RECORDS FOR PROCESSING ->
____________

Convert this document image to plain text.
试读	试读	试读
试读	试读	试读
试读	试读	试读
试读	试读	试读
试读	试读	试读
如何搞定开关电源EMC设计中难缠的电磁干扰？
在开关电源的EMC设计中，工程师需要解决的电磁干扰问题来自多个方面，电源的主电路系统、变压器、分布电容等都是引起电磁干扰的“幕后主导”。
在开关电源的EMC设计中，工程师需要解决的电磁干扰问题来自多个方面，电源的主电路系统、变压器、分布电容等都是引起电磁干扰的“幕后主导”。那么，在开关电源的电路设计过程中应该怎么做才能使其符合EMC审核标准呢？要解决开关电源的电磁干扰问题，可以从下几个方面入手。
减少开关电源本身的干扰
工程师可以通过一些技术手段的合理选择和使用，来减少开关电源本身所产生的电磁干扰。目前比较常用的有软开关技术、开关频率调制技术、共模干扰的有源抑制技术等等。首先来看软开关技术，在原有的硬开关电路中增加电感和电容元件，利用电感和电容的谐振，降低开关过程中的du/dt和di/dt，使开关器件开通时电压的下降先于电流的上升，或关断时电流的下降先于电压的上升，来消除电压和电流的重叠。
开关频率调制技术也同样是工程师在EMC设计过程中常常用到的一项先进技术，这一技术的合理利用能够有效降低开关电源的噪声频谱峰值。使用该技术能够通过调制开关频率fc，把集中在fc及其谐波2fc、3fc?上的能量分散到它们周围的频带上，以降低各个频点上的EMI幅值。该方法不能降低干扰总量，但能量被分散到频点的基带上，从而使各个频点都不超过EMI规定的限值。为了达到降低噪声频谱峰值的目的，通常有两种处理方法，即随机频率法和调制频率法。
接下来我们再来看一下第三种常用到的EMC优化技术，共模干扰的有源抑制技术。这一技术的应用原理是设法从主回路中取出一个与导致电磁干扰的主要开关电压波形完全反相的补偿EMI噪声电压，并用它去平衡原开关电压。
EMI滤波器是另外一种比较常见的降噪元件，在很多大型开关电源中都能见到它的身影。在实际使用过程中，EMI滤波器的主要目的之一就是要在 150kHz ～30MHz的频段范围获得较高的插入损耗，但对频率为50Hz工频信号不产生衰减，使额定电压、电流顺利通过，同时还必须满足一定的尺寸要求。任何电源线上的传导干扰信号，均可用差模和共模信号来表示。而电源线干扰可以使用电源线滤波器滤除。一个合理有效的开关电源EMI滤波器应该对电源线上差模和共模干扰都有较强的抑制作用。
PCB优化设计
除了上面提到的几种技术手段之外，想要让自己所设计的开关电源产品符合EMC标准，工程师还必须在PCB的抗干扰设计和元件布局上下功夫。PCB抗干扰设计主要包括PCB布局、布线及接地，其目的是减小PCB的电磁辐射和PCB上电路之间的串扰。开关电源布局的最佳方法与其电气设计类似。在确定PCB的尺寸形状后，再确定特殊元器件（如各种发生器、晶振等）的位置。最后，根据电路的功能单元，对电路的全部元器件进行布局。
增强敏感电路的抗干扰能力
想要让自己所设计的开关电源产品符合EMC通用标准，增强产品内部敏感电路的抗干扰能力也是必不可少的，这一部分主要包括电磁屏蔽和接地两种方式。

____________

THE TASK -> Copy out every line in the entries above that holds "工程师需要解决的电磁干扰问题来自多个方面".

RESPONSE ->
在开关电源的EMC设计中，工程师需要解决的电磁干扰问题来自多个方面，电源的主电路系统、变压器、分布电容等都是引起电磁干扰的“幕后主导”。
在开关电源的EMC设计中，工程师需要解决的电磁干扰问题来自多个方面，电源的主电路系统、变压器、分布电容等都是引起电磁干扰的“幕后主导”。那么，在开关电源的电路设计过程中应该怎么做才能使其符合EMC审核标准呢？要解决开关电源的电磁干扰问题，可以从下几个方面入手。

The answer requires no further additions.